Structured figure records
⁂

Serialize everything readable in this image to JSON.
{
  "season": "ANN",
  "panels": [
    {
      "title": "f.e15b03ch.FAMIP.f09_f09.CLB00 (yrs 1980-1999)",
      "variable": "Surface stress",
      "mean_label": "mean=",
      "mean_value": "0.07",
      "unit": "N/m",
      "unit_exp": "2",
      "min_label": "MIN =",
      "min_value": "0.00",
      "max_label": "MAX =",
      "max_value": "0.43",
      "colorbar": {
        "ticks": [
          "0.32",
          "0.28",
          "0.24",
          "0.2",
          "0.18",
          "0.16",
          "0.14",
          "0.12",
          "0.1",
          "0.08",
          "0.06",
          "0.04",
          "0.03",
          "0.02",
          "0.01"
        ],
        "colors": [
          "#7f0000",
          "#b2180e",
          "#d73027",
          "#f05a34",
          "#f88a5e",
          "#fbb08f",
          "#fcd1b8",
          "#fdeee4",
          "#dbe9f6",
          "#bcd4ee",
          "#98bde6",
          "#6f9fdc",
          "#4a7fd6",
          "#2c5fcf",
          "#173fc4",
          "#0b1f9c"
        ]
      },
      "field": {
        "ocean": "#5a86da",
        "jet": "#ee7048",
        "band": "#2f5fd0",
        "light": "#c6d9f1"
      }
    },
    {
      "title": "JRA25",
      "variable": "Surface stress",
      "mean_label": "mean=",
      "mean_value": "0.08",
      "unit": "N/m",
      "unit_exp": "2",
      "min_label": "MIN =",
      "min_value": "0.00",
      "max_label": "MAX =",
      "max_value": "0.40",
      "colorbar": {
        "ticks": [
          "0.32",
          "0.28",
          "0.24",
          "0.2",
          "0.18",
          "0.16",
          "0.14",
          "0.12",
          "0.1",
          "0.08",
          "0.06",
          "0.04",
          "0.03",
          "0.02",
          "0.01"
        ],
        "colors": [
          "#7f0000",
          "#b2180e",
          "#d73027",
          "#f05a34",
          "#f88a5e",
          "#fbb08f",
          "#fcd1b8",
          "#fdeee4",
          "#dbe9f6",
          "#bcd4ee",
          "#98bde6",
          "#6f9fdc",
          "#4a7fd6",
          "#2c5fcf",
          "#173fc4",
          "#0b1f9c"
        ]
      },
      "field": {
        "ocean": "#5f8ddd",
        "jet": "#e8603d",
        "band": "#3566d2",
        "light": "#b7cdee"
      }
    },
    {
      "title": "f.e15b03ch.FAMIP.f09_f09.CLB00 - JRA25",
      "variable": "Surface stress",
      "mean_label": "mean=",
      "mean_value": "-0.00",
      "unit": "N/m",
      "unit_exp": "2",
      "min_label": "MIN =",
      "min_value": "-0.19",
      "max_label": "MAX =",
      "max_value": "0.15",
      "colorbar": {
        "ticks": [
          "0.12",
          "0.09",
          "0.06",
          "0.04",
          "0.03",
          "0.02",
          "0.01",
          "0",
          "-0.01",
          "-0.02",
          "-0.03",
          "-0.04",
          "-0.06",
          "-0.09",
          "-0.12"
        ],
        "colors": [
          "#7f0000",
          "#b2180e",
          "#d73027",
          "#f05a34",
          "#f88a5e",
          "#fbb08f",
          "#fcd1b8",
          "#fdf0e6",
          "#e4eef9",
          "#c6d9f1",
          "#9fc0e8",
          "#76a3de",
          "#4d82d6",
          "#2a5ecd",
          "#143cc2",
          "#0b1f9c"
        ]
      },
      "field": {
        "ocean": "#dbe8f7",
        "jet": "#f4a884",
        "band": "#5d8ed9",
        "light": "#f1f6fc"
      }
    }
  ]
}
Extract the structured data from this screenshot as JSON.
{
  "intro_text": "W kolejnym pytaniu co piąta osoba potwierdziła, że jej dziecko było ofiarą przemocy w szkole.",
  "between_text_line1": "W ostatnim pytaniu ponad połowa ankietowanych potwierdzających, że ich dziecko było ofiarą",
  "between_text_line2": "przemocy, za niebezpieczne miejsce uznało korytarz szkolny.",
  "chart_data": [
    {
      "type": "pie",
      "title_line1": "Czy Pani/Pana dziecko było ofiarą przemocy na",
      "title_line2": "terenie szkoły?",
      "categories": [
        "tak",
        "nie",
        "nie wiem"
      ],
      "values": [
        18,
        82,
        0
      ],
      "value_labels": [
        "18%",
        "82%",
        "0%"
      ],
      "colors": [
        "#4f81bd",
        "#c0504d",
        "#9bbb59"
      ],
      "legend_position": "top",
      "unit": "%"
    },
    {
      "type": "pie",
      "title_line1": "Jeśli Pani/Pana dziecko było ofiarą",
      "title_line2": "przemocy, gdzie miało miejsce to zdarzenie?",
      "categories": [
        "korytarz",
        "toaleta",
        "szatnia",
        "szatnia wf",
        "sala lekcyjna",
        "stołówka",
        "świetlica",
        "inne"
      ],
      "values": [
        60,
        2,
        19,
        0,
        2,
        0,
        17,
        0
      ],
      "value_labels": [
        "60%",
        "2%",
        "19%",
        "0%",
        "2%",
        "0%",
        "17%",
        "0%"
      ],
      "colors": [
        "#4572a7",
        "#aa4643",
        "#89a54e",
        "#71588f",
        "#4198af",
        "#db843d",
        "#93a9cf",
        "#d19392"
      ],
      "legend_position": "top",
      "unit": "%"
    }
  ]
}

⁂

**Your instructions**:
Transcribe all of the entries without altering anything.

**The response**:
Serialize everything readable in this image to JSON.
{
  "season": "ANN",
  "panels": [
    {
      "title": "f.e15b03ch.FAMIP.f09_f09.CLB00 (yrs 1980-1999)",
      "variable": "Surface stress",
      "mean_label": "mean=",
      "mean_value": "0.07",
      "unit": "N/m",
      "unit_exp": "2",
      "min_label": "MIN =",
      "min_value": "0.00",
      "max_label": "MAX =",
      "max_value": "0.43",
      "colorbar": {
        "ticks": [
          "0.32",
          "0.28",
          "0.24",
          "0.2",
          "0.18",
          "0.16",
          "0.14",
          "0.12",
          "0.1",
          "0.08",
          "0.06",
          "0.04",
          "0.03",
          "0.02",
          "0.01"
        ],
        "colors": [
          "#7f0000",
          "#b2180e",
          "#d73027",
          "#f05a34",
          "#f88a5e",
          "#fbb08f",
          "#fcd1b8",
          "#fdeee4",
          "#dbe9f6",
          "#bcd4ee",
          "#98bde6",
          "#6f9fdc",
          "#4a7fd6",
          "#2c5fcf",
          "#173fc4",
          "#0b1f9c"
        ]
      },
      "field": {
        "ocean": "#5a86da",
        "jet": "#ee7048",
        "band": "#2f5fd0",
        "light": "#c6d9f1"
      }
    },
    {
      "title": "JRA25",
      "variable": "Surface stress",
      "mean_label": "mean=",
      "mean_value": "0.08",
      "unit": "N/m",
      "unit_exp": "2",
      "min_label": "MIN =",
      "min_value": "0.00",
      "max_label": "MAX =",
      "max_value": "0.40",
      "colorbar": {
        "ticks": [
          "0.32",
          "0.28",
          "0.24",
          "0.2",
          "0.18",
          "0.16",
          "0.14",
          "0.12",
          "0.1",
          "0.08",
          "0.06",
          "0.04",
          "0.03",
          "0.02",
          "0.01"
        ],
        "colors": [
          "#7f0000",
          "#b2180e",
          "#d73027",
          "#f05a34",
          "#f88a5e",
          "#fbb08f",
          "#fcd1b8",
          "#fdeee4",
          "#dbe9f6",
          "#bcd4ee",
          "#98bde6",
          "#6f9fdc",
          "#4a7fd6",
          "#2c5fcf",
          "#173fc4",
          "#0b1f9c"
        ]
      },
      "field": {
        "ocean": "#5f8ddd",
        "jet": "#e8603d",
        "band": "#3566d2",
        "light": "#b7cdee"
      }
    },
    {
      "title": "f.e15b03ch.FAMIP.f09_f09.CLB00 - JRA25",
      "variable": "Surface stress",
      "mean_label": "mean=",
      "mean_value": "-0.00",
      "unit": "N/m",
      "unit_exp": "2",
      "min_label": "MIN =",
      "min_value": "-0.19",
      "max_label": "MAX =",
      "max_value": "0.15",
      "colorbar": {
        "ticks": [
          "0.12",
          "0.09",
          "0.06",
          "0.04",
          "0.03",
          "0.02",
          "0.01",
          "0",
          "-0.01",
          "-0.02",
          "-0.03",
          "-0.04",
          "-0.06",
          "-0.09",
          "-0.12"
        ],
        "colors": [
          "#7f0000",
          "#b2180e",
          "#d73027",
          "#f05a34",
          "#f88a5e",
          "#fbb08f",
          "#fcd1b8",
          "#fdf0e6",
          "#e4eef9",
          "#c6d9f1",
          "#9fc0e8",
          "#76a3de",
          "#4d82d6",
          "#2a5ecd",
          "#143cc2",
          "#0b1f9c"
        ]
      },
      "field": {
        "ocean": "#dbe8f7",
        "jet": "#f4a884",
        "band": "#5d8ed9",
        "light": "#f1f6fc"
      }
    }
  ]
}
Extract the structured data from this screenshot as JSON.
{
  "intro_text": "W kolejnym pytaniu co piąta osoba potwierdziła, że jej dziecko było ofiarą przemocy w szkole.",
  "between_text_line1": "W ostatnim pytaniu ponad połowa ankietowanych potwierdzających, że ich dziecko było ofiarą",
  "between_text_line2": "przemocy, za niebezpieczne miejsce uznało korytarz szkolny.",
  "chart_data": [
    {
      "type": "pie",
      "title_line1": "Czy Pani/Pana dziecko było ofiarą przemocy na",
      "title_line2": "terenie szkoły?",
      "categories": [
        "tak",
        "nie",
        "nie wiem"
      ],
      "values": [
        18,
        82,
        0
      ],
      "value_labels": [
        "18%",
        "82%",
        "0%"
      ],
      "colors": [
        "#4f81bd",
        "#c0504d",
        "#9bbb59"
      ],
      "legend_position": "top",
      "unit": "%"
    },
    {
      "type": "pie",
      "title_line1": "Jeśli Pani/Pana dziecko było ofiarą",
      "title_line2": "przemocy, gdzie miało miejsce to zdarzenie?",
      "categories": [
        "korytarz",
        "toaleta",
        "szatnia",
        "szatnia wf",
        "sala lekcyjna",
        "stołówka",
        "świetlica",
        "inne"
      ],
      "values": [
        60,
        2,
        19,
        0,
        2,
        0,
        17,
        0
      ],
      "value_labels": [
        "60%",
        "2%",
        "19%",
        "0%",
        "2%",
        "0%",
        "17%",
        "0%"
      ],
      "colors": [
        "#4572a7",
        "#aa4643",
        "#89a54e",
        "#71588f",
        "#4198af",
        "#db843d",
        "#93a9cf",
        "#d19392"
      ],
      "legend_position": "top",
      "unit": "%"
    }
  ]
}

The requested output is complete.